⟨

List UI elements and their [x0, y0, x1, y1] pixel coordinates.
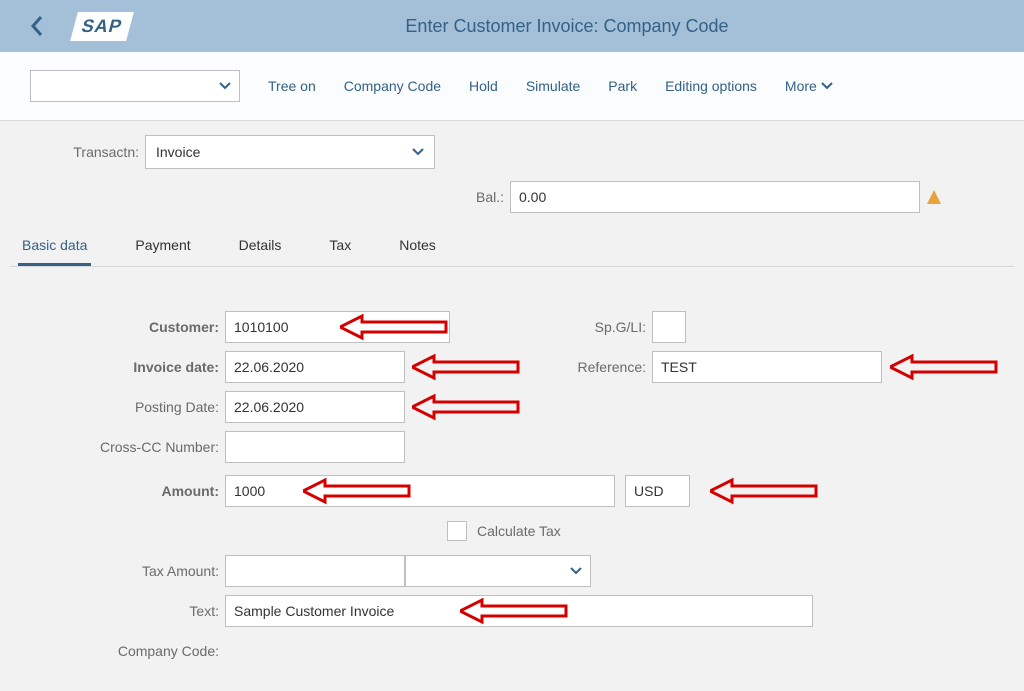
arrow-annotation: [710, 477, 820, 505]
arrow-annotation: [412, 353, 522, 381]
chevron-down-icon: [821, 82, 833, 90]
tab-basic-data[interactable]: Basic data: [18, 227, 91, 266]
park-button[interactable]: Park: [608, 78, 637, 94]
currency-input[interactable]: USD: [625, 475, 690, 507]
customer-value: 1010100: [234, 319, 289, 335]
main-area: Transactn: Invoice Bal.: 0.00 Basic data…: [0, 121, 1024, 691]
spgl-label: Sp.G/LI:: [556, 319, 652, 335]
toolbar: Tree on Company Code Hold Simulate Park …: [0, 52, 1024, 121]
text-input[interactable]: Sample Customer Invoice: [225, 595, 813, 627]
tab-payment[interactable]: Payment: [131, 227, 194, 266]
text-row: Text: Sample Customer Invoice: [20, 591, 1004, 631]
header-bar: SAP Enter Customer Invoice: Company Code: [0, 0, 1024, 52]
cross-cc-label: Cross-CC Number:: [20, 439, 225, 455]
chevron-down-icon: [412, 148, 424, 156]
arrow-annotation: [412, 393, 522, 421]
amount-value: 1000: [234, 483, 265, 499]
amount-label: Amount:: [20, 483, 225, 499]
reference-label: Reference:: [556, 359, 652, 375]
invoice-date-row: Invoice date: 22.06.2020 Reference: TEST: [20, 347, 1004, 387]
amount-input[interactable]: 1000: [225, 475, 615, 507]
chevron-left-icon: [30, 15, 44, 37]
company-code-button[interactable]: Company Code: [344, 78, 441, 94]
tab-tax[interactable]: Tax: [325, 227, 355, 266]
tax-code-select[interactable]: [405, 555, 591, 587]
amount-row: Amount: 1000 USD: [20, 471, 1004, 511]
calculate-tax-label: Calculate Tax: [477, 523, 561, 539]
text-label: Text:: [20, 603, 225, 619]
posting-date-input[interactable]: 22.06.2020: [225, 391, 405, 423]
tabs: Basic data Payment Details Tax Notes: [10, 227, 1014, 267]
more-button[interactable]: More: [785, 78, 833, 94]
posting-date-value: 22.06.2020: [234, 399, 304, 415]
posting-date-label: Posting Date:: [20, 399, 225, 415]
basic-data-form: Customer: 1010100 Sp.G/LI: Invoice date:…: [10, 267, 1014, 681]
tax-amount-label: Tax Amount:: [20, 563, 225, 579]
transaction-row: Transactn: Invoice: [10, 135, 1014, 169]
back-button[interactable]: [20, 5, 54, 47]
sap-logo-text: SAP: [70, 12, 134, 41]
transaction-label: Transactn:: [10, 144, 145, 160]
tax-amount-input[interactable]: [225, 555, 405, 587]
company-code-label: Company Code:: [20, 643, 225, 659]
invoice-date-input[interactable]: 22.06.2020: [225, 351, 405, 383]
calc-tax-row: Calculate Tax: [20, 511, 1004, 551]
simulate-button[interactable]: Simulate: [526, 78, 580, 94]
chevron-down-icon: [570, 567, 582, 575]
balance-input[interactable]: 0.00: [510, 181, 920, 213]
more-label: More: [785, 78, 817, 94]
cross-cc-row: Cross-CC Number:: [20, 427, 1004, 467]
transaction-value: Invoice: [156, 144, 200, 160]
page-title: Enter Customer Invoice: Company Code: [130, 16, 1004, 37]
sap-logo: SAP: [74, 12, 130, 41]
invoice-date-label: Invoice date:: [20, 359, 225, 375]
reference-input[interactable]: TEST: [652, 351, 882, 383]
posting-date-row: Posting Date: 22.06.2020: [20, 387, 1004, 427]
tab-notes[interactable]: Notes: [395, 227, 440, 266]
customer-row: Customer: 1010100 Sp.G/LI:: [20, 307, 1004, 347]
balance-warning-icon: [926, 189, 942, 205]
spgl-input[interactable]: [652, 311, 686, 343]
currency-value: USD: [634, 483, 664, 499]
hold-button[interactable]: Hold: [469, 78, 498, 94]
customer-label: Customer:: [20, 319, 225, 335]
balance-value: 0.00: [519, 189, 546, 205]
calculate-tax-checkbox[interactable]: [447, 521, 467, 541]
invoice-date-value: 22.06.2020: [234, 359, 304, 375]
reference-value: TEST: [661, 359, 697, 375]
balance-label: Bal.:: [10, 189, 510, 205]
tax-amount-row: Tax Amount:: [20, 551, 1004, 591]
cross-cc-input[interactable]: [225, 431, 405, 463]
editing-options-button[interactable]: Editing options: [665, 78, 757, 94]
arrow-annotation: [890, 353, 1000, 381]
tab-details[interactable]: Details: [235, 227, 286, 266]
customer-input[interactable]: 1010100: [225, 311, 450, 343]
balance-row: Bal.: 0.00: [10, 181, 1014, 213]
toolbar-search-combo[interactable]: [30, 70, 240, 102]
company-code-row: Company Code:: [20, 631, 1004, 671]
text-value: Sample Customer Invoice: [234, 603, 394, 619]
chevron-down-icon: [219, 82, 231, 90]
transaction-select[interactable]: Invoice: [145, 135, 435, 169]
tree-on-button[interactable]: Tree on: [268, 78, 316, 94]
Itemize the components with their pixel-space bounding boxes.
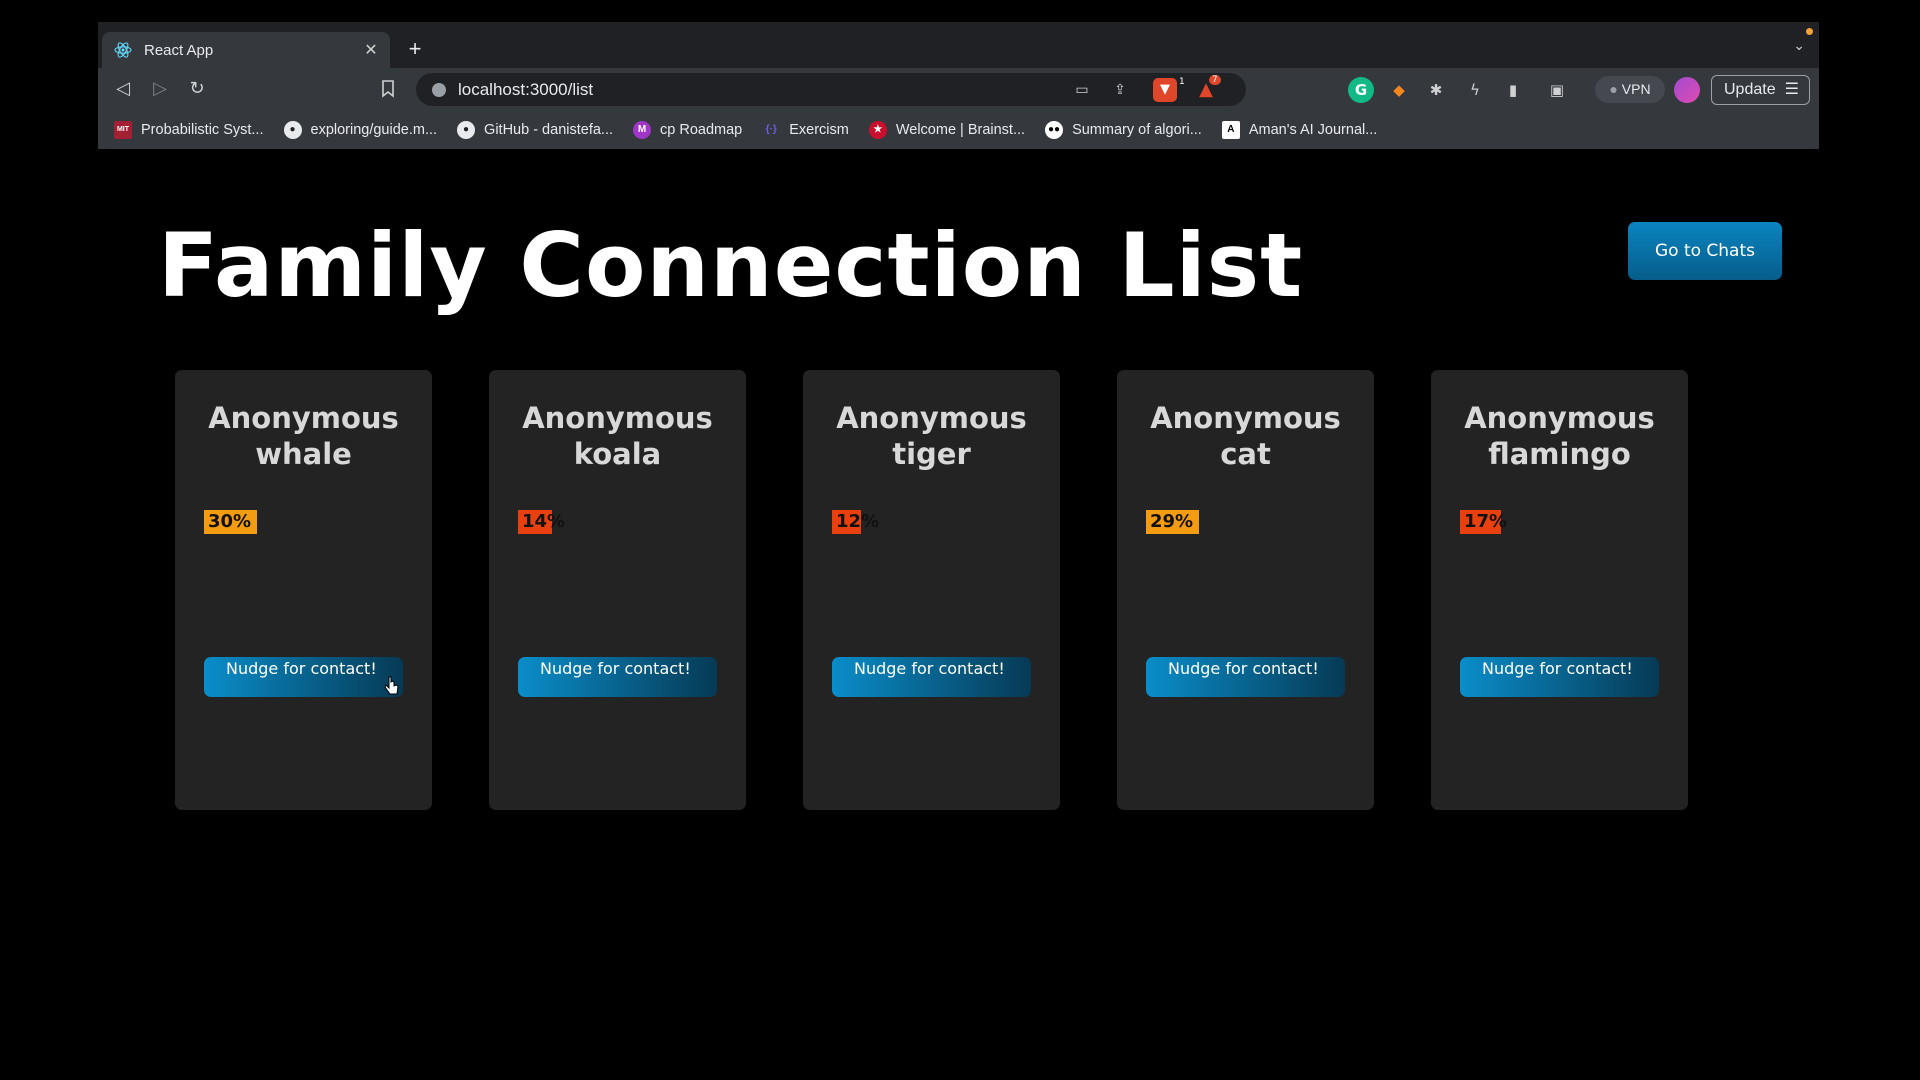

⟩

■ **Aim of the exercise**: Could you set down, unchanged, the rows starting with the one that contains "arrow-annotation: [710, 477, 820, 505]" and ending with the one that contains "amount-value: 1000: [234, 483, 265, 499]", both of those included?

■ **Answer to the exercise**:
arrow-annotation: [710, 477, 820, 505]
arrow-annotation: [412, 353, 522, 381]
chevron-down-icon: [821, 82, 833, 90]
tab-basic-data[interactable]: Basic data: [18, 227, 91, 266]
park-button[interactable]: Park: [608, 78, 637, 94]
currency-input[interactable]: USD: [625, 475, 690, 507]
customer-value: 1010100: [234, 319, 289, 335]
main-area: Transactn: Invoice Bal.: 0.00 Basic data…: [0, 121, 1024, 691]
spgl-label: Sp.G/LI:: [556, 319, 652, 335]
toolbar: Tree on Company Code Hold Simulate Park …: [0, 52, 1024, 121]
text-input[interactable]: Sample Customer Invoice: [225, 595, 813, 627]
tab-payment[interactable]: Payment: [131, 227, 194, 266]
text-row: Text: Sample Customer Invoice: [20, 591, 1004, 631]
header-bar: SAP Enter Customer Invoice: Company Code: [0, 0, 1024, 52]
cross-cc-label: Cross-CC Number:: [20, 439, 225, 455]
chevron-down-icon: [412, 148, 424, 156]
arrow-annotation: [412, 393, 522, 421]
amount-value: 1000: [234, 483, 265, 499]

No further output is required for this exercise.